▶ [Data listing]:
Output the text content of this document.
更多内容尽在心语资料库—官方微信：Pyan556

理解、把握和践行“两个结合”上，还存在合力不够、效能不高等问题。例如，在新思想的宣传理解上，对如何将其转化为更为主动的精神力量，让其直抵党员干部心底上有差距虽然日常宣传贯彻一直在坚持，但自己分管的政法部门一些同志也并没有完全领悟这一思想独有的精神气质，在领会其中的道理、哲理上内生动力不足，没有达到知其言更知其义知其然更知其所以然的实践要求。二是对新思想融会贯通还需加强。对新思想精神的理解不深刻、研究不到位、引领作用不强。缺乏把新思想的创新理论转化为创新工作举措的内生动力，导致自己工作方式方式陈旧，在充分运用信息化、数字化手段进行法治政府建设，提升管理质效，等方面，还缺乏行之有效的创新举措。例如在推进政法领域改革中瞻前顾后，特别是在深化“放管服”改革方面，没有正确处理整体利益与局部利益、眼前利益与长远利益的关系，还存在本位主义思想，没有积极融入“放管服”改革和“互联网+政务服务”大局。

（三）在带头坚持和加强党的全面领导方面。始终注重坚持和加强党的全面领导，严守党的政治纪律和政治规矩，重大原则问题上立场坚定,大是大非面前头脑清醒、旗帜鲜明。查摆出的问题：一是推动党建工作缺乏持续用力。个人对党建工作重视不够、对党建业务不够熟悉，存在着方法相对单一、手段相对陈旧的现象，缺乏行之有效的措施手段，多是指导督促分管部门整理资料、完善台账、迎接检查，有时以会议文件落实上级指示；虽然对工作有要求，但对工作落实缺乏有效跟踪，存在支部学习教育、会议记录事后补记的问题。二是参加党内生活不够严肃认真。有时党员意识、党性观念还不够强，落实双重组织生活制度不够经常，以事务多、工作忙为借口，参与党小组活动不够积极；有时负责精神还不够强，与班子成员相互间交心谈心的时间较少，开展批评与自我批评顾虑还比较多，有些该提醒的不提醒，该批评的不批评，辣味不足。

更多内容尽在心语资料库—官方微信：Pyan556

---

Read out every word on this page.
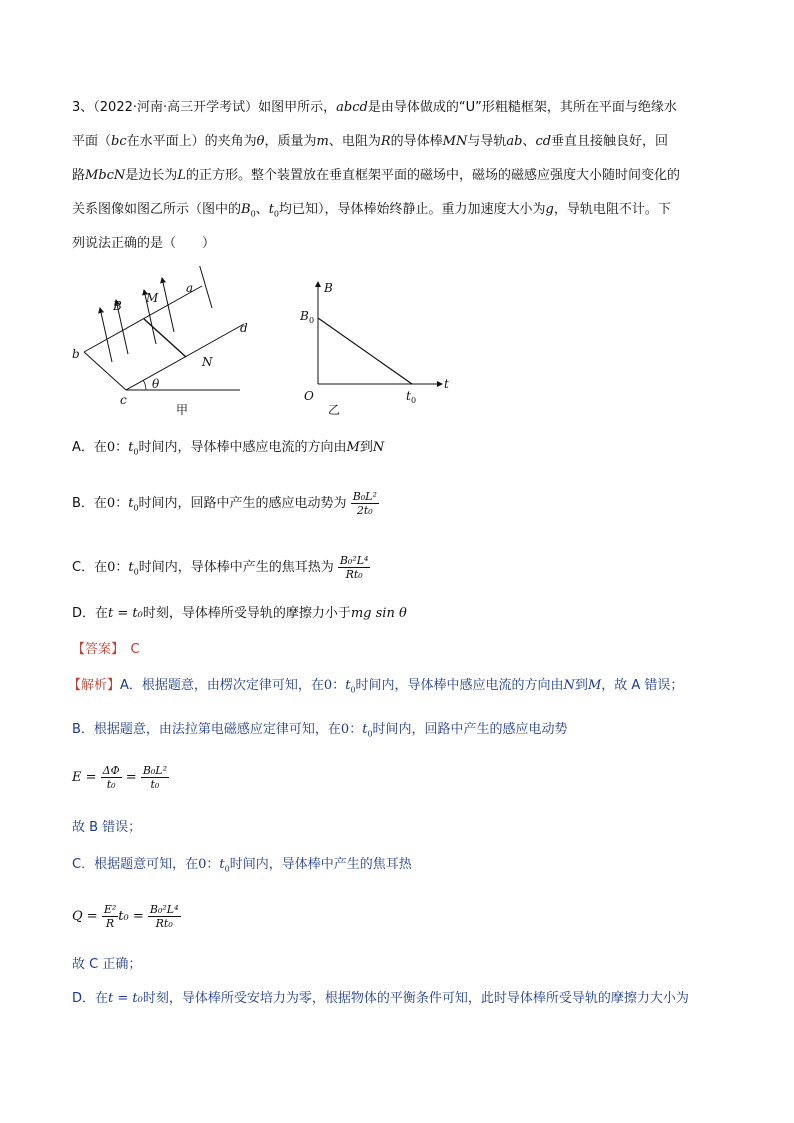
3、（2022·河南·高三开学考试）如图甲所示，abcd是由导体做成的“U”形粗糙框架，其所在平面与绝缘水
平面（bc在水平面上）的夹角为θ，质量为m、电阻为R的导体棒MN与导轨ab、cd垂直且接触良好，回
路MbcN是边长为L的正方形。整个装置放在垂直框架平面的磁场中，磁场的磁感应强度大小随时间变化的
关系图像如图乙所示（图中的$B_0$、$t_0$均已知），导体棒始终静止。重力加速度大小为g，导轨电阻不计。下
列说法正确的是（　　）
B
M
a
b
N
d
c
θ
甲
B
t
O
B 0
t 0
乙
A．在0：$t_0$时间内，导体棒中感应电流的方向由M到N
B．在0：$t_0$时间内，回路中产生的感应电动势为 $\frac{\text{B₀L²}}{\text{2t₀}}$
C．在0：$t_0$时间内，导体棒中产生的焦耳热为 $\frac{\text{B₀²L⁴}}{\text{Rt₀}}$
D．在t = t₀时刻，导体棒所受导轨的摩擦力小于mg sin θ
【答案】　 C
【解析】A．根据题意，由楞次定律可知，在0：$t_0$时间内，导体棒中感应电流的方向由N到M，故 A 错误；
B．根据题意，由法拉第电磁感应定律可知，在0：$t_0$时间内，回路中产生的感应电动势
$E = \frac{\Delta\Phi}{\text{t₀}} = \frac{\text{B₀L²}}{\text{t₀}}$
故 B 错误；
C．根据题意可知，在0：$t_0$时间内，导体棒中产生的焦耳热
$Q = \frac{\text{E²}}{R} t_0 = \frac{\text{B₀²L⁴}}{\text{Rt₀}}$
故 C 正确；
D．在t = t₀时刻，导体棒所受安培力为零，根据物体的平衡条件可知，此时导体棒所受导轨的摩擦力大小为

==

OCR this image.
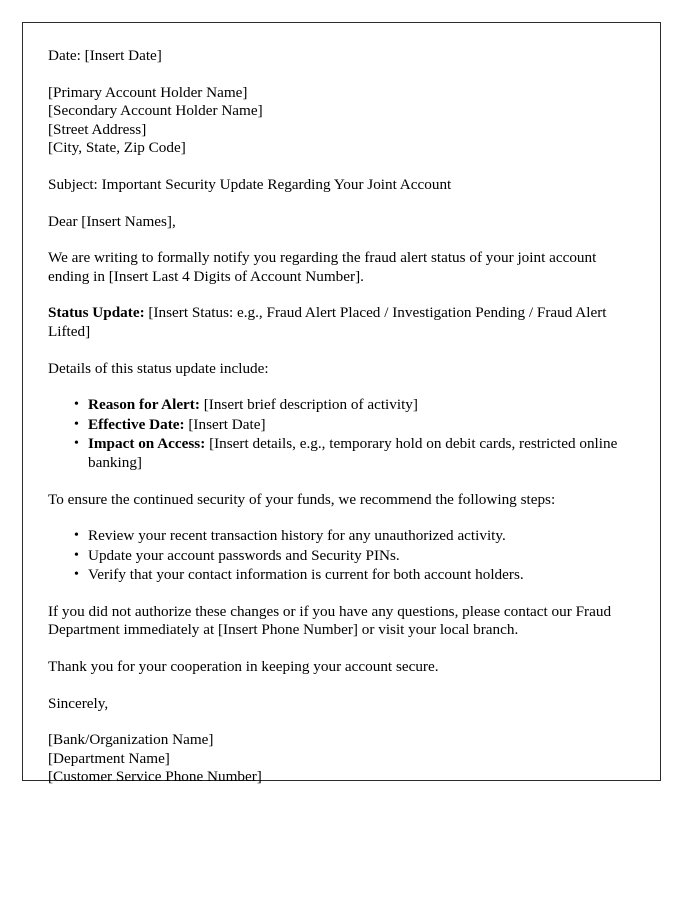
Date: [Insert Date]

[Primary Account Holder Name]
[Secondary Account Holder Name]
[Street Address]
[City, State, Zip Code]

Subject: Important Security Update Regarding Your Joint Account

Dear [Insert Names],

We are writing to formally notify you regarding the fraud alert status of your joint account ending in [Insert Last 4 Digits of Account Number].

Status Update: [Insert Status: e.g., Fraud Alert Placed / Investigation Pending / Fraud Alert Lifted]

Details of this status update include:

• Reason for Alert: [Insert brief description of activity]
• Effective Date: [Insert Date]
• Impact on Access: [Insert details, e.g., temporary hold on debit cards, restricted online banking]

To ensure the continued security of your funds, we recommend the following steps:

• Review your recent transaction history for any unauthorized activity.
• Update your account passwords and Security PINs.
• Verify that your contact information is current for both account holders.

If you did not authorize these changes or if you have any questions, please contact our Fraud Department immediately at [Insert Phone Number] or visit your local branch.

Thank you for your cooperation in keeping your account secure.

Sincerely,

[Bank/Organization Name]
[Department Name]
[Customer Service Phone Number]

▶ [Requirements]: Lines of the listing that contain the word "contact" are to be counted; report only their number.

▶ [Response to the exercise]: 2